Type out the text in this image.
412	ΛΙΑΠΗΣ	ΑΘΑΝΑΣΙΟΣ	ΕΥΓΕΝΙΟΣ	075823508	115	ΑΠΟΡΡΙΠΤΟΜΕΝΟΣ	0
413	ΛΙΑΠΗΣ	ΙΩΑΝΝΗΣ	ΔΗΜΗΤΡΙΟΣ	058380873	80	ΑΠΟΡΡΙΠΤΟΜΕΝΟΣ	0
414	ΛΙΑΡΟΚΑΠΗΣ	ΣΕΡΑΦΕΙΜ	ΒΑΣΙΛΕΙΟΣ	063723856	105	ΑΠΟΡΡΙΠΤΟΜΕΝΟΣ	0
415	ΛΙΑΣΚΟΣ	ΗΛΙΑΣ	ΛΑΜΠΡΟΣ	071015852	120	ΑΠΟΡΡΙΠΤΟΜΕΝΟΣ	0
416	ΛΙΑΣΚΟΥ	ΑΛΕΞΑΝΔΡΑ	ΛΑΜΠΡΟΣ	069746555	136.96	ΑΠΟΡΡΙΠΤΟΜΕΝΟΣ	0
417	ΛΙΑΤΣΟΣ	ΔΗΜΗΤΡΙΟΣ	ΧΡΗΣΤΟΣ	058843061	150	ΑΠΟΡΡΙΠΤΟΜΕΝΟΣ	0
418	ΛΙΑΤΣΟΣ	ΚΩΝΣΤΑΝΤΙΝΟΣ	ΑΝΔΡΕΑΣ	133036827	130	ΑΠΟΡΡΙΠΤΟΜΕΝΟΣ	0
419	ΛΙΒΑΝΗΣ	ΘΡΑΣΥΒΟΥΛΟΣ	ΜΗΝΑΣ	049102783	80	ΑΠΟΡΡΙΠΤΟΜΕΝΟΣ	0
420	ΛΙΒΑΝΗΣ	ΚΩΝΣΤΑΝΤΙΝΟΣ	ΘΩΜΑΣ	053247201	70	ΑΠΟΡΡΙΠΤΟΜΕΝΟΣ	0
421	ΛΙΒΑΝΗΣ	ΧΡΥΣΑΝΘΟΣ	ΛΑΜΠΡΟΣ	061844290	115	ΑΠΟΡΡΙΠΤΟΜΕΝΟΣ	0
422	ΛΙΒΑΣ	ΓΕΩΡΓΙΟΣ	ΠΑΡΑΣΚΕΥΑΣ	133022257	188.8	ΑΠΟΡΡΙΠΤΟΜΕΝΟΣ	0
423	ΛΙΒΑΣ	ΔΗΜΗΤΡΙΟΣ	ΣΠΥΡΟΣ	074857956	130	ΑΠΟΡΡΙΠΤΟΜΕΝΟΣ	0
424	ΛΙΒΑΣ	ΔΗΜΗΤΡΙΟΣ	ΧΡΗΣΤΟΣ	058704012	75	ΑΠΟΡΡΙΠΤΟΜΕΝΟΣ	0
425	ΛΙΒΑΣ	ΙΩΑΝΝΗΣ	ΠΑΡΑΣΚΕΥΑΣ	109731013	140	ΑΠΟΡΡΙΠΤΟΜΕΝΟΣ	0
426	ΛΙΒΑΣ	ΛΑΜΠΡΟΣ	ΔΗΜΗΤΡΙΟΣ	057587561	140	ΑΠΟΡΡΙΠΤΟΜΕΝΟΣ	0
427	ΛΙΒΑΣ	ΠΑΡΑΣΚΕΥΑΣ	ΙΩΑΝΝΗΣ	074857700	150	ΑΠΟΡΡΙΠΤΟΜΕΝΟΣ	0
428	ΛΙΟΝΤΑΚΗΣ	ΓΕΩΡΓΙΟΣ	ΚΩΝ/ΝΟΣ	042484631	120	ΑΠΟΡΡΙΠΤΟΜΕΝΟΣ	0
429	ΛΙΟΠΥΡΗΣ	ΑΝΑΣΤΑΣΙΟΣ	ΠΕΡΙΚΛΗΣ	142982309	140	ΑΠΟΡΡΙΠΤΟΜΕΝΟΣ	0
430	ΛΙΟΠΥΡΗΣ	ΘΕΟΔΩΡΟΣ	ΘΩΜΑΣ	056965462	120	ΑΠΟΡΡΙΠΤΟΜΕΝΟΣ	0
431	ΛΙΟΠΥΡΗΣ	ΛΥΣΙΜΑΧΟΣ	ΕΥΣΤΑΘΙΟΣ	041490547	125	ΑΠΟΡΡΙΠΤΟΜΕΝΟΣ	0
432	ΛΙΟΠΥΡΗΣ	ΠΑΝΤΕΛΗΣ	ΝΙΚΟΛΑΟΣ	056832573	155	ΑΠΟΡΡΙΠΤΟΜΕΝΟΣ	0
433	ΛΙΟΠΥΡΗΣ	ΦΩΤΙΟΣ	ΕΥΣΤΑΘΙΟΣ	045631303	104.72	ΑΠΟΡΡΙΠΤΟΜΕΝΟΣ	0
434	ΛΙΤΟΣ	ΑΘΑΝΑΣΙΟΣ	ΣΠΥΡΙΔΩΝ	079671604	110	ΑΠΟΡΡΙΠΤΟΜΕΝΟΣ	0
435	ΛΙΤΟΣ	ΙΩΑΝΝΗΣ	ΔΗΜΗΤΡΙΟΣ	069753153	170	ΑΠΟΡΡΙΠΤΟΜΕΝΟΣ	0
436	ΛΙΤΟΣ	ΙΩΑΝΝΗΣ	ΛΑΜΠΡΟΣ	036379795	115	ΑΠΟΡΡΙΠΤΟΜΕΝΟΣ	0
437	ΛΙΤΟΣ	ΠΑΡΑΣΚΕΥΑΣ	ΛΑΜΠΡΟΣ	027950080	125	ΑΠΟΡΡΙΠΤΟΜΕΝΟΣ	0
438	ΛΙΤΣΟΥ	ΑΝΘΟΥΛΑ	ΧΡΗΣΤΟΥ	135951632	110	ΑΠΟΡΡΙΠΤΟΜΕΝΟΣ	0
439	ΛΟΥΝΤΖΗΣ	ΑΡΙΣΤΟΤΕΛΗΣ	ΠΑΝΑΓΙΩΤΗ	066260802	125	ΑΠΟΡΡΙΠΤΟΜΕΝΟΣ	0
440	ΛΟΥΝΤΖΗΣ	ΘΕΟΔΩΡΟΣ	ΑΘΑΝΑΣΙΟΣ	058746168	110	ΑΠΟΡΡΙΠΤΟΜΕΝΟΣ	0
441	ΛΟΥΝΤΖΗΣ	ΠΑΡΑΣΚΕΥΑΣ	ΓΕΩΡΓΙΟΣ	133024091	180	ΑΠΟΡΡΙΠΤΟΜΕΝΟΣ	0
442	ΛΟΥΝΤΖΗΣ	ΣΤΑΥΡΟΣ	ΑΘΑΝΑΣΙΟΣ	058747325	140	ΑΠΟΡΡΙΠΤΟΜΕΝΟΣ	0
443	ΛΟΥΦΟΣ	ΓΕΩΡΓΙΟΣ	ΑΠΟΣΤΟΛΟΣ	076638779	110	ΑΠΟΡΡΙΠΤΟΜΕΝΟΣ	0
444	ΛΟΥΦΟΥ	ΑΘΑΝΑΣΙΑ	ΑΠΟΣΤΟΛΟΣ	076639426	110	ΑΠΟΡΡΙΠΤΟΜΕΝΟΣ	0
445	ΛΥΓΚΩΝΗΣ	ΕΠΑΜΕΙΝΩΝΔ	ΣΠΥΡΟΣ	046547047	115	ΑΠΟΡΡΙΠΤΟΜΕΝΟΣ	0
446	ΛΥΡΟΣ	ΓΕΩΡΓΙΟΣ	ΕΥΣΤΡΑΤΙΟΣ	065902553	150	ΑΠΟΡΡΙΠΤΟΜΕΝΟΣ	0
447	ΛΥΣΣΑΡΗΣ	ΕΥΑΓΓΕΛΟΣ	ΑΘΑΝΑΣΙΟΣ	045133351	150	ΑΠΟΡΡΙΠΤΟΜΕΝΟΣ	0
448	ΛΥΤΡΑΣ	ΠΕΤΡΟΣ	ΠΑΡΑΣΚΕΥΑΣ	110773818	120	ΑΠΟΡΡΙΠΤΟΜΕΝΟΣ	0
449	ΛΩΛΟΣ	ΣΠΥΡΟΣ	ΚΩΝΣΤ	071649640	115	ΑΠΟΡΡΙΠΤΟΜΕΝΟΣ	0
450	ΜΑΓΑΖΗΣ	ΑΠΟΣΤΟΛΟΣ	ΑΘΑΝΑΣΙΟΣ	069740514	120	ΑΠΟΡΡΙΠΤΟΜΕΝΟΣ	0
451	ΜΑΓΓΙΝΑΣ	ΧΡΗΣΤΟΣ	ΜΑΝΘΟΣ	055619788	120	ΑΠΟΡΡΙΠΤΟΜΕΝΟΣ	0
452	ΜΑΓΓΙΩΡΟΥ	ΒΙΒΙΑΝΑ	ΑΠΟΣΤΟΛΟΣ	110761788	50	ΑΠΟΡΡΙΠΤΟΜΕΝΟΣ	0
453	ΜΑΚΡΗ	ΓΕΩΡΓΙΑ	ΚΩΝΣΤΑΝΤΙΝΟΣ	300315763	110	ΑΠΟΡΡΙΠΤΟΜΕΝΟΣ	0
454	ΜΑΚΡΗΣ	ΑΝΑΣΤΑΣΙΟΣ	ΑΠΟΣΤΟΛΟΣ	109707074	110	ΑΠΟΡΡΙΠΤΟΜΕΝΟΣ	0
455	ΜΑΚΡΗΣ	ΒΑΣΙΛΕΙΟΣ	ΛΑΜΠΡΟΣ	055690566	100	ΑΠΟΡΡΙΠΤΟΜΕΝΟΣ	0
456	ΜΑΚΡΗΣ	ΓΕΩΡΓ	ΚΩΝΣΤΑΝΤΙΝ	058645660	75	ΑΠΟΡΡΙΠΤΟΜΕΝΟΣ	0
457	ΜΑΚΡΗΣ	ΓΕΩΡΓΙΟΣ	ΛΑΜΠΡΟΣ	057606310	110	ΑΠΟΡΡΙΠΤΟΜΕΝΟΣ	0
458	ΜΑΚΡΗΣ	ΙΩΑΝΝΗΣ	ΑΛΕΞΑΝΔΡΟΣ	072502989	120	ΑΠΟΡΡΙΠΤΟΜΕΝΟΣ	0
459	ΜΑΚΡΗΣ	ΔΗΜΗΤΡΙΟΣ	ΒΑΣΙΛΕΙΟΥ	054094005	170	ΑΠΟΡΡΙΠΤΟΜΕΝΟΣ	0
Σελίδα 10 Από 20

..........

What the task asks: Take every line from the records above that has the word "ΛΟΥΝΤΖΗΣ" and copy it.

Response to this exercise:
439	ΛΟΥΝΤΖΗΣ	ΑΡΙΣΤΟΤΕΛΗΣ	ΠΑΝΑΓΙΩΤΗ	066260802	125	ΑΠΟΡΡΙΠΤΟΜΕΝΟΣ	0
440	ΛΟΥΝΤΖΗΣ	ΘΕΟΔΩΡΟΣ	ΑΘΑΝΑΣΙΟΣ	058746168	110	ΑΠΟΡΡΙΠΤΟΜΕΝΟΣ	0
441	ΛΟΥΝΤΖΗΣ	ΠΑΡΑΣΚΕΥΑΣ	ΓΕΩΡΓΙΟΣ	133024091	180	ΑΠΟΡΡΙΠΤΟΜΕΝΟΣ	0
442	ΛΟΥΝΤΖΗΣ	ΣΤΑΥΡΟΣ	ΑΘΑΝΑΣΙΟΣ	058747325	140	ΑΠΟΡΡΙΠΤΟΜΕΝΟΣ	0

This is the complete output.